EVANGELIUM
Umsonst habt ihr empfangen, umsonst sollt ihr geben
+Aus
dem heiligen Evangelium nach Matthäus
In jener Zeit sprach Jesus zu
seinen Aposteln:
7Geht
und verkündet: Das Himmelreich ist nahe.
8 Heilt
Kranke, weckt Tote auf, macht Aussätzige rein, treibt Dämonen aus! Umsonst habt
ihr empfangen, umsonst sollt ihr geben.
9 Steckt
nicht Gold, Silber und Kupfermünzen in euren Gürtel.
10Nehmt
keine Vorratstasche mit auf den Weg, kein zweites Hemd, keine Schuhe, keinen
Wanderstab; denn wer arbeitet, hat ein Recht auf seinen Unterhalt.
11Wenn
ihr in eine Stadt oder in ein Dorf kommt, erkundigt euch, wer es wert ist, euch
aufzunehmen; bei ihm bleibt, bis ihr den Ort wieder verlasst.
12Wenn
ihr in ein Haus kommt, dann wünscht ihm Frieden.
13Wenn
das Haus es wert ist, soll der Friede, den ihr ihm wünscht, bei ihm einkehren.
Ist das Haus es aber nicht wert, dann soll der Friede zu euch zurückkehren.
14Wenn
man euch aber in einem Haus oder in einer Stadt nicht aufnimmt und eure
Worte nicht hören will, dann geht weg, und schüttelt den Staub von euren
Füßen.
Das soeben gehörte
Evangelium hatte für den jungen Franziskus in seinem Suchen und Fragen
eine große, ja entscheidende Bedeutung.

*GESTELLTE AUFGABE A*
Gib aus dem Evangeliumstext die Stelle von „Ist das Haus“ bis einschließlich „ja entscheidende Bedeutung.“ wortgetreu aus.

(Gespeicherte Einträge)
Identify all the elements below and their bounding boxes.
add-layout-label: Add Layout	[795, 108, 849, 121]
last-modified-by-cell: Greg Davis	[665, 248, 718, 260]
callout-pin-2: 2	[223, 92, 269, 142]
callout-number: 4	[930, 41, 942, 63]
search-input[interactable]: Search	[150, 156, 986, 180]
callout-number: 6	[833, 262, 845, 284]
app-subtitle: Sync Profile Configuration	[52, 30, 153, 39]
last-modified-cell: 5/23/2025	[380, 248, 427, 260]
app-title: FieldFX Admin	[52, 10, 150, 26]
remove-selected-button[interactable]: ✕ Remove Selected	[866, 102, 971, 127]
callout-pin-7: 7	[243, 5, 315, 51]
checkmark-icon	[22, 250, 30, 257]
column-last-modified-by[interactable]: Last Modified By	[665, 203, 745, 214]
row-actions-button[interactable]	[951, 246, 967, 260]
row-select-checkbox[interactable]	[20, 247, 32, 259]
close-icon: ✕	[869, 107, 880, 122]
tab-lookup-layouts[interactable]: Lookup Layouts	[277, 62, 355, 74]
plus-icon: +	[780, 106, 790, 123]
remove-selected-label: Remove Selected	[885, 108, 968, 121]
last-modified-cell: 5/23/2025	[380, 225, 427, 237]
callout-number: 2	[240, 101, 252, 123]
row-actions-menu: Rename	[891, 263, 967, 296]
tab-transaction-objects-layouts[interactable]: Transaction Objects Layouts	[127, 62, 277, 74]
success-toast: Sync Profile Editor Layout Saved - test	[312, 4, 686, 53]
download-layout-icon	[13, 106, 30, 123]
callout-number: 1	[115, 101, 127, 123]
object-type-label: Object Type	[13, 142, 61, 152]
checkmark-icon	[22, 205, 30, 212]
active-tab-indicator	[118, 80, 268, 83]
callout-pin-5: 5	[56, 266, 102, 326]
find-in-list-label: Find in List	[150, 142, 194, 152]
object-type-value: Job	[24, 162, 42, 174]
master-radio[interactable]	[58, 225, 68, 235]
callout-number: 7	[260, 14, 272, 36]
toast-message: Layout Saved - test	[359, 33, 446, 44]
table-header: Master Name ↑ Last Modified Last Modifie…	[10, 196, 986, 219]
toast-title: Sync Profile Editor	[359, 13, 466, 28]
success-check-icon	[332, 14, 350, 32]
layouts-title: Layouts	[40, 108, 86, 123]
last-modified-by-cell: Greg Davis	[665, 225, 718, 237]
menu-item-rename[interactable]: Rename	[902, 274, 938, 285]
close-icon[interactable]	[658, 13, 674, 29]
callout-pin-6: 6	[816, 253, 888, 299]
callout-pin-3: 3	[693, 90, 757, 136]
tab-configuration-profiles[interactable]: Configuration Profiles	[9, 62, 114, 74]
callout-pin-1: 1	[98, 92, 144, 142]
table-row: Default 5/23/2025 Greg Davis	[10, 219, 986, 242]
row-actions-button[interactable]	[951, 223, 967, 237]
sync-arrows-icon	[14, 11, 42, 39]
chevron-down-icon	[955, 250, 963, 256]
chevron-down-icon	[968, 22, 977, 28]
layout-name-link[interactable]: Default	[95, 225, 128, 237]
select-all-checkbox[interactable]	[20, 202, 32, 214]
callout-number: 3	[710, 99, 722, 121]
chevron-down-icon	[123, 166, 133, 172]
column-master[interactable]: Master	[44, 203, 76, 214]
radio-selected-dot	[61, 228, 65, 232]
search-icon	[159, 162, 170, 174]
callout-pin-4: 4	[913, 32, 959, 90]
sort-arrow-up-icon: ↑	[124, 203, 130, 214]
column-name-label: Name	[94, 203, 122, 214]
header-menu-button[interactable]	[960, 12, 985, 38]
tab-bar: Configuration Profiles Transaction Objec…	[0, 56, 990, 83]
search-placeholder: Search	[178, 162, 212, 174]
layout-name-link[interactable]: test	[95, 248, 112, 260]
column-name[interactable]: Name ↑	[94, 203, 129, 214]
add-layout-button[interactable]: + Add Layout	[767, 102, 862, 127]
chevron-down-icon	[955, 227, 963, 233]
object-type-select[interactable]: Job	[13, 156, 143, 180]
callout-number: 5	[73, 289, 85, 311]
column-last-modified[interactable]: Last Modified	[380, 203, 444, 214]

*GESTELLTE AUFGABE B*
Schreib bitte die Zeilen der Einträge vom Anfang bis einschließlich der Zeile mit „246, 967, 260]“ unverändert ab.

*ERGEBNIS DER AUFGABE A*
Ist das Haus es aber nicht wert, dann soll der Friede zu euch zurückkehren.
14Wenn
man euch aber in einem Haus oder in einer Stadt nicht aufnimmt und eure
Worte nicht hören will, dann geht weg, und schüttelt den Staub von euren
Füßen.
Das soeben gehörte
Evangelium hatte für den jungen Franziskus in seinem Suchen und Fragen
eine große, ja entscheidende Bedeutung.

*ERGEBNIS DER AUFGABE B*
Identify all the elements below and their bounding boxes.
add-layout-label: Add Layout	[795, 108, 849, 121]
last-modified-by-cell: Greg Davis	[665, 248, 718, 260]
callout-pin-2: 2	[223, 92, 269, 142]
callout-number: 4	[930, 41, 942, 63]
search-input[interactable]: Search	[150, 156, 986, 180]
callout-number: 6	[833, 262, 845, 284]
app-subtitle: Sync Profile Configuration	[52, 30, 153, 39]
last-modified-cell: 5/23/2025	[380, 248, 427, 260]
app-title: FieldFX Admin	[52, 10, 150, 26]
remove-selected-button[interactable]: ✕ Remove Selected	[866, 102, 971, 127]
callout-pin-7: 7	[243, 5, 315, 51]
checkmark-icon	[22, 250, 30, 257]
column-last-modified-by[interactable]: Last Modified By	[665, 203, 745, 214]
row-actions-button[interactable]	[951, 246, 967, 260]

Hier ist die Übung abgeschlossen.